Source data

((

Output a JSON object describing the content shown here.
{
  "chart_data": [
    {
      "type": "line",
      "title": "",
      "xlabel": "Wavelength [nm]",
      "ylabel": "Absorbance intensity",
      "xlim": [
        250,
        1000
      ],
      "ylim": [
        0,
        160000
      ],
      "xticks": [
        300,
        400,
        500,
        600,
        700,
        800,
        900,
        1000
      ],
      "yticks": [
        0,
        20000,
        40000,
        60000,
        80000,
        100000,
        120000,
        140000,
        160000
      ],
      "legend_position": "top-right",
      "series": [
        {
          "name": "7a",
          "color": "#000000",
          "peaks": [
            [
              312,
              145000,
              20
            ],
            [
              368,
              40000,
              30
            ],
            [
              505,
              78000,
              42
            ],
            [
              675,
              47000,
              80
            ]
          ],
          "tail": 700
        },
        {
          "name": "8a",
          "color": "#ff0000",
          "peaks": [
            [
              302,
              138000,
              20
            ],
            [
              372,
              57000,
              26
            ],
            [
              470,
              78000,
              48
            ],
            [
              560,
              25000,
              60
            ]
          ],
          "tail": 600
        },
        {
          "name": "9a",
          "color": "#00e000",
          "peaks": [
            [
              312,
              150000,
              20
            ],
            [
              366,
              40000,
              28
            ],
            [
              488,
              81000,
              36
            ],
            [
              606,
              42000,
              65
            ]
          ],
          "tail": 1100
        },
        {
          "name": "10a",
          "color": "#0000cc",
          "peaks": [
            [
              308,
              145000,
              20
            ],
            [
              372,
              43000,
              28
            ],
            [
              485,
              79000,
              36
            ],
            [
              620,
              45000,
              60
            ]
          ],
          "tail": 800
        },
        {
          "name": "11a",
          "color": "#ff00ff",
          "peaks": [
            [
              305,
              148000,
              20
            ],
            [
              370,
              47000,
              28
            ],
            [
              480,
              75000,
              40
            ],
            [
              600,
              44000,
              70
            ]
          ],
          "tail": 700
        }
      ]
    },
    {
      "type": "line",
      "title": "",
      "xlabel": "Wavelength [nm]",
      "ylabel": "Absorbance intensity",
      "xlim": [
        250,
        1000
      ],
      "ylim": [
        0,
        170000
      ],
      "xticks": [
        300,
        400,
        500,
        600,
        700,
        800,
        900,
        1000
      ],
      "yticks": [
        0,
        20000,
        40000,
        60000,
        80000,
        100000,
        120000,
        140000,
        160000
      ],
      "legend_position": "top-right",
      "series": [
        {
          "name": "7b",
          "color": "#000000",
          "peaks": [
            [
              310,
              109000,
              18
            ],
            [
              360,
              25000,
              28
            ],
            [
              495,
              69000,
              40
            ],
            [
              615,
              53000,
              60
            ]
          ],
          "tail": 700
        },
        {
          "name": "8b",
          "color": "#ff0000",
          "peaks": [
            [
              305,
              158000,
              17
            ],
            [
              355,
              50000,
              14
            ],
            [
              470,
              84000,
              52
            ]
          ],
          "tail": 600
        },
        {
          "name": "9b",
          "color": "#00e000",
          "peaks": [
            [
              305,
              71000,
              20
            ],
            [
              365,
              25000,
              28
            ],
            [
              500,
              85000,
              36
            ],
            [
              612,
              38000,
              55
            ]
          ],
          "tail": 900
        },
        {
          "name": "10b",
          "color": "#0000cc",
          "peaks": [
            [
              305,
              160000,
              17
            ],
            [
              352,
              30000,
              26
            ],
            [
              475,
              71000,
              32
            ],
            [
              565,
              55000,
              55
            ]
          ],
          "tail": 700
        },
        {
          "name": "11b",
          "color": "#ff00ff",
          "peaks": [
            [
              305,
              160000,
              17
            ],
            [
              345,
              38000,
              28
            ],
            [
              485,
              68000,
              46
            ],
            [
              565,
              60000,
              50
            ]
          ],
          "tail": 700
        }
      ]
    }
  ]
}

))

Repeat the records above exactly, from the first line to the last.

Result of this task
Output a JSON object describing the content shown here.
{
  "chart_data": [
    {
      "type": "line",
      "title": "",
      "xlabel": "Wavelength [nm]",
      "ylabel": "Absorbance intensity",
      "xlim": [
        250,
        1000
      ],
      "ylim": [
        0,
        160000
      ],
      "xticks": [
        300,
        400,
        500,
        600,
        700,
        800,
        900,
        1000
      ],
      "yticks": [
        0,
        20000,
        40000,
        60000,
        80000,
        100000,
        120000,
        140000,
        160000
      ],
      "legend_position": "top-right",
      "series": [
        {
          "name": "7a",
          "color": "#000000",
          "peaks": [
            [
              312,
              145000,
              20
            ],
            [
              368,
              40000,
              30
            ],
            [
              505,
              78000,
              42
            ],
            [
              675,
              47000,
              80
            ]
          ],
          "tail": 700
        },
        {
          "name": "8a",
          "color": "#ff0000",
          "peaks": [
            [
              302,
              138000,
              20
            ],
            [
              372,
              57000,
              26
            ],
            [
              470,
              78000,
              48
            ],
            [
              560,
              25000,
              60
            ]
          ],
          "tail": 600
        },
        {
          "name": "9a",
          "color": "#00e000",
          "peaks": [
            [
              312,
              150000,
              20
            ],
            [
              366,
              40000,
              28
            ],
            [
              488,
              81000,
              36
            ],
            [
              606,
              42000,
              65
            ]
          ],
          "tail": 1100
        },
        {
          "name": "10a",
          "color": "#0000cc",
          "peaks": [
            [
              308,
              145000,
              20
            ],
            [
              372,
              43000,
              28
            ],
            [
              485,
              79000,
              36
            ],
            [
              620,
              45000,
              60
            ]
          ],
          "tail": 800
        },
        {
          "name": "11a",
          "color": "#ff00ff",
          "peaks": [
            [
              305,
              148000,
              20
            ],
            [
              370,
              47000,
              28
            ],
            [
              480,
              75000,
              40
            ],
            [
              600,
              44000,
              70
            ]
          ],
          "tail": 700
        }
      ]
    },
    {
      "type": "line",
      "title": "",
      "xlabel": "Wavelength [nm]",
      "ylabel": "Absorbance intensity",
      "xlim": [
        250,
        1000
      ],
      "ylim": [
        0,
        170000
      ],
      "xticks": [
        300,
        400,
        500,
        600,
        700,
        800,
        900,
        1000
      ],
      "yticks": [
        0,
        20000,
        40000,
        60000,
        80000,
        100000,
        120000,
        140000,
        160000
      ],
      "legend_position": "top-right",
      "series": [
        {
          "name": "7b",
          "color": "#000000",
          "peaks": [
            [
              310,
              109000,
              18
            ],
            [
              360,
              25000,
              28
            ],
            [
              495,
              69000,
              40
            ],
            [
              615,
              53000,
              60
            ]
          ],
          "tail": 700
        },
        {
          "name": "8b",
          "color": "#ff0000",
          "peaks": [
            [
              305,
              158000,
              17
            ],
            [
              355,
              50000,
              14
            ],
            [
              470,
              84000,
              52
            ]
          ],
          "tail": 600
        },
        {
          "name": "9b",
          "color": "#00e000",
          "peaks": [
            [
              305,
              71000,
              20
            ],
            [
              365,
              25000,
              28
            ],
            [
              500,
              85000,
              36
            ],
            [
              612,
              38000,
              55
            ]
          ],
          "tail": 900
        },
        {
          "name": "10b",
          "color": "#0000cc",
          "peaks": [
            [
              305,
              160000,
              17
            ],
            [
              352,
              30000,
              26
            ],
            [
              475,
              71000,
              32
            ],
            [
              565,
              55000,
              55
            ]
          ],
          "tail": 700
        },
        {
          "name": "11b",
          "color": "#ff00ff",
          "peaks": [
            [
              305,
              160000,
              17
            ],
            [
              345,
              38000,
              28
            ],
            [
              485,
              68000,
              46
            ],
            [
              565,
              60000,
              50
            ]
          ],
          "tail": 700
        }
      ]
    }
  ]
}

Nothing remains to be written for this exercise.